What to produce
Reproduce the listing verbatim.

Records to use
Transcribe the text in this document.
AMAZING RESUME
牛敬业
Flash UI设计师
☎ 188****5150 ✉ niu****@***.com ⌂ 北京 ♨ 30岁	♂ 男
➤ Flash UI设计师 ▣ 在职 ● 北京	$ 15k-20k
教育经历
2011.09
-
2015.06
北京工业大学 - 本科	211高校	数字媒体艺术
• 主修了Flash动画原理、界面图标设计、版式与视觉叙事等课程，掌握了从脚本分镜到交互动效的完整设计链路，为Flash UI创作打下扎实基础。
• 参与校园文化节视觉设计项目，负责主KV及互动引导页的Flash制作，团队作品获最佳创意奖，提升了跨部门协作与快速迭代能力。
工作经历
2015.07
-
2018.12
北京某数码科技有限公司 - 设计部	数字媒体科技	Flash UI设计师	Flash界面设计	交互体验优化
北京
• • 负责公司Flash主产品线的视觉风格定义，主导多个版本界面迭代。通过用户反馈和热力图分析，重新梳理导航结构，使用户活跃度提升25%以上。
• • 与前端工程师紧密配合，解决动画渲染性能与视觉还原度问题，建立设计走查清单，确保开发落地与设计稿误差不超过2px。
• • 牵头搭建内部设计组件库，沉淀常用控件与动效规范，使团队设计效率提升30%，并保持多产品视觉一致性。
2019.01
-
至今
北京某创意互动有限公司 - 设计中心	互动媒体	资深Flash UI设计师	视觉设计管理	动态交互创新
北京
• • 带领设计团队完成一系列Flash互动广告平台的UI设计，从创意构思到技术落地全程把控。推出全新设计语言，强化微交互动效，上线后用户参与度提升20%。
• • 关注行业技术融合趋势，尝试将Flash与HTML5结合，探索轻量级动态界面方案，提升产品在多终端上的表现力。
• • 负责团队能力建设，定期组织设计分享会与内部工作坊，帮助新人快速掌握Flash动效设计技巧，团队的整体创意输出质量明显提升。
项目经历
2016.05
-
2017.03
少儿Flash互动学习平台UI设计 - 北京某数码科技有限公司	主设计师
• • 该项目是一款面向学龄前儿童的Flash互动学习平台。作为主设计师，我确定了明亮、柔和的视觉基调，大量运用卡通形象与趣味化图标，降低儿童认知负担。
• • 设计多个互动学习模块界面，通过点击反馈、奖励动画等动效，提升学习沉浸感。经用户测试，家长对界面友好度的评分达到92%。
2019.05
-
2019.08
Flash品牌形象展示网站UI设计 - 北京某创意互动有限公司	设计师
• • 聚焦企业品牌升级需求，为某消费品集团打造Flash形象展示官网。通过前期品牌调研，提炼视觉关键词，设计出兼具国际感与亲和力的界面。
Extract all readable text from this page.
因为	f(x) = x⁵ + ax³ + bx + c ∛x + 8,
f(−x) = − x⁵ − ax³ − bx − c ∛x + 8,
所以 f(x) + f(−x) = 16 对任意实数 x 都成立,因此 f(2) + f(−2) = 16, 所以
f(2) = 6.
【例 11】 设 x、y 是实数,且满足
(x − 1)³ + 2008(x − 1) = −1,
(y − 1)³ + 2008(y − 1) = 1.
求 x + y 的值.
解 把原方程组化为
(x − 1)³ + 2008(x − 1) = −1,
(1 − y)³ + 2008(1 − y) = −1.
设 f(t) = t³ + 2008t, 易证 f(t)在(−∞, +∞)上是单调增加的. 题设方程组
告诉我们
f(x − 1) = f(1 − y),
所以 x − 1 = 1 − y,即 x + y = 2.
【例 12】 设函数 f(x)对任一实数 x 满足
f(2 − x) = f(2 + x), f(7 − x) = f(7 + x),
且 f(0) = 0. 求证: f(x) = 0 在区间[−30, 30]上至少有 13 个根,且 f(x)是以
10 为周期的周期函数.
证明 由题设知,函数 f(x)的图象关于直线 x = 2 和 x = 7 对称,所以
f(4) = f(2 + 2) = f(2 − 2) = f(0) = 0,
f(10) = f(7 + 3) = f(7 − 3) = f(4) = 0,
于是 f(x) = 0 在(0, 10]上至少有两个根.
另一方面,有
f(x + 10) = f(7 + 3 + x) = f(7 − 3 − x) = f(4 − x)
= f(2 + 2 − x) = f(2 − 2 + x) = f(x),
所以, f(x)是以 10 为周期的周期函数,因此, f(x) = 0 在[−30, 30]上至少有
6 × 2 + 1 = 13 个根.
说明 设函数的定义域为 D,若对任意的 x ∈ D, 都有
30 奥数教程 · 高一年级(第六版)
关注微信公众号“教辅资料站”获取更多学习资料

Answer for the task
Transcribe the text in this document.
AMAZING RESUME
牛敬业
Flash UI设计师
☎ 188****5150 ✉ niu****@***.com ⌂ 北京 ♨ 30岁	♂ 男
➤ Flash UI设计师 ▣ 在职 ● 北京	$ 15k-20k
教育经历
2011.09
-
2015.06
北京工业大学 - 本科	211高校	数字媒体艺术
• 主修了Flash动画原理、界面图标设计、版式与视觉叙事等课程，掌握了从脚本分镜到交互动效的完整设计链路，为Flash UI创作打下扎实基础。
• 参与校园文化节视觉设计项目，负责主KV及互动引导页的Flash制作，团队作品获最佳创意奖，提升了跨部门协作与快速迭代能力。
工作经历
2015.07
-
2018.12
北京某数码科技有限公司 - 设计部	数字媒体科技	Flash UI设计师	Flash界面设计	交互体验优化
北京
• • 负责公司Flash主产品线的视觉风格定义，主导多个版本界面迭代。通过用户反馈和热力图分析，重新梳理导航结构，使用户活跃度提升25%以上。
• • 与前端工程师紧密配合，解决动画渲染性能与视觉还原度问题，建立设计走查清单，确保开发落地与设计稿误差不超过2px。
• • 牵头搭建内部设计组件库，沉淀常用控件与动效规范，使团队设计效率提升30%，并保持多产品视觉一致性。
2019.01
-
至今
北京某创意互动有限公司 - 设计中心	互动媒体	资深Flash UI设计师	视觉设计管理	动态交互创新
北京
• • 带领设计团队完成一系列Flash互动广告平台的UI设计，从创意构思到技术落地全程把控。推出全新设计语言，强化微交互动效，上线后用户参与度提升20%。
• • 关注行业技术融合趋势，尝试将Flash与HTML5结合，探索轻量级动态界面方案，提升产品在多终端上的表现力。
• • 负责团队能力建设，定期组织设计分享会与内部工作坊，帮助新人快速掌握Flash动效设计技巧，团队的整体创意输出质量明显提升。
项目经历
2016.05
-
2017.03
少儿Flash互动学习平台UI设计 - 北京某数码科技有限公司	主设计师
• • 该项目是一款面向学龄前儿童的Flash互动学习平台。作为主设计师，我确定了明亮、柔和的视觉基调，大量运用卡通形象与趣味化图标，降低儿童认知负担。
• • 设计多个互动学习模块界面，通过点击反馈、奖励动画等动效，提升学习沉浸感。经用户测试，家长对界面友好度的评分达到92%。
2019.05
-
2019.08
Flash品牌形象展示网站UI设计 - 北京某创意互动有限公司	设计师
• • 聚焦企业品牌升级需求，为某消费品集团打造Flash形象展示官网。通过前期品牌调研，提炼视觉关键词，设计出兼具国际感与亲和力的界面。
Extract all readable text from this page.
因为	f(x) = x⁵ + ax³ + bx + c ∛x + 8,
f(−x) = − x⁵ − ax³ − bx − c ∛x + 8,
所以 f(x) + f(−x) = 16 对任意实数 x 都成立,因此 f(2) + f(−2) = 16, 所以
f(2) = 6.
【例 11】 设 x、y 是实数,且满足
(x − 1)³ + 2008(x − 1) = −1,
(y − 1)³ + 2008(y − 1) = 1.
求 x + y 的值.
解 把原方程组化为
(x − 1)³ + 2008(x − 1) = −1,
(1 − y)³ + 2008(1 − y) = −1.
设 f(t) = t³ + 2008t, 易证 f(t)在(−∞, +∞)上是单调增加的. 题设方程组
告诉我们
f(x − 1) = f(1 − y),
所以 x − 1 = 1 − y,即 x + y = 2.
【例 12】 设函数 f(x)对任一实数 x 满足
f(2 − x) = f(2 + x), f(7 − x) = f(7 + x),
且 f(0) = 0. 求证: f(x) = 0 在区间[−30, 30]上至少有 13 个根,且 f(x)是以
10 为周期的周期函数.
证明 由题设知,函数 f(x)的图象关于直线 x = 2 和 x = 7 对称,所以
f(4) = f(2 + 2) = f(2 − 2) = f(0) = 0,
f(10) = f(7 + 3) = f(7 − 3) = f(4) = 0,
于是 f(x) = 0 在(0, 10]上至少有两个根.
另一方面,有
f(x + 10) = f(7 + 3 + x) = f(7 − 3 − x) = f(4 − x)
= f(2 + 2 − x) = f(2 − 2 + x) = f(x),
所以, f(x)是以 10 为周期的周期函数,因此, f(x) = 0 在[−30, 30]上至少有
6 × 2 + 1 = 13 个根.
说明 设函数的定义域为 D,若对任意的 x ∈ D, 都有
30 奥数教程 · 高一年级(第六版)
关注微信公众号“教辅资料站”获取更多学习资料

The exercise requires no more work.